▸ THE EXERCISE: Omit the pictures from the entries below and retype everything else exactly.

┄┄┄┄┄┄

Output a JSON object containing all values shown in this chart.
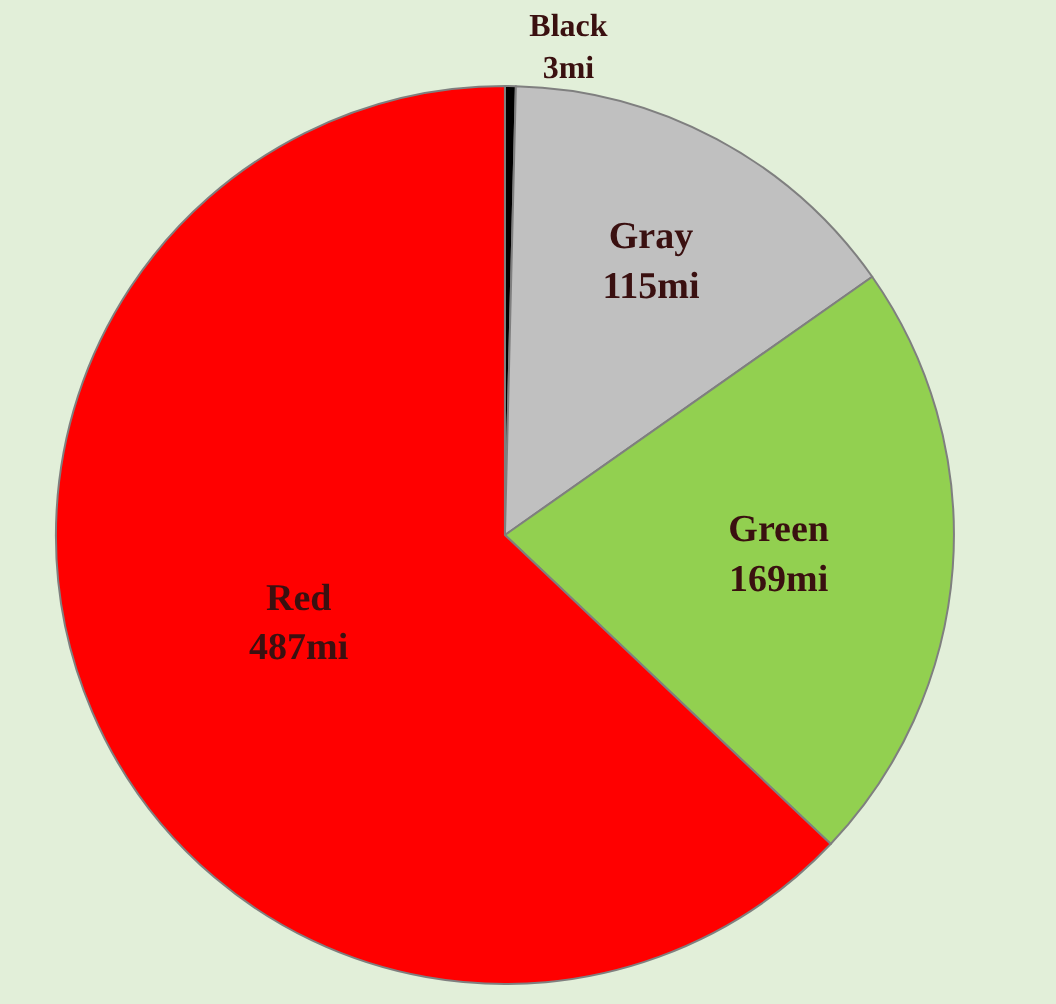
{
  "chart_data": {
    "type": "pie",
    "categories": [
      "Black",
      "Gray",
      "Green",
      "Red"
    ],
    "values": [
      3,
      115,
      169,
      487
    ],
    "value_labels": [
      "3mi",
      "115mi",
      "169mi",
      "487mi"
    ],
    "colors": [
      "#000000",
      "#c0c0c0",
      "#92d050",
      "#ff0000"
    ],
    "legend": false
  }
}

┄┄┄┄┄┄

▸ SOLUTION TO THE EXERCISE:
Output a JSON object containing all values shown in this chart.
{
  "chart_data": {
    "type": "pie",
    "categories": [
      "Black",
      "Gray",
      "Green",
      "Red"
    ],
    "values": [
      3,
      115,
      169,
      487
    ],
    "value_labels": [
      "3mi",
      "115mi",
      "169mi",
      "487mi"
    ],
    "colors": [
      "#000000",
      "#c0c0c0",
      "#92d050",
      "#ff0000"
    ],
    "legend": false
  }
}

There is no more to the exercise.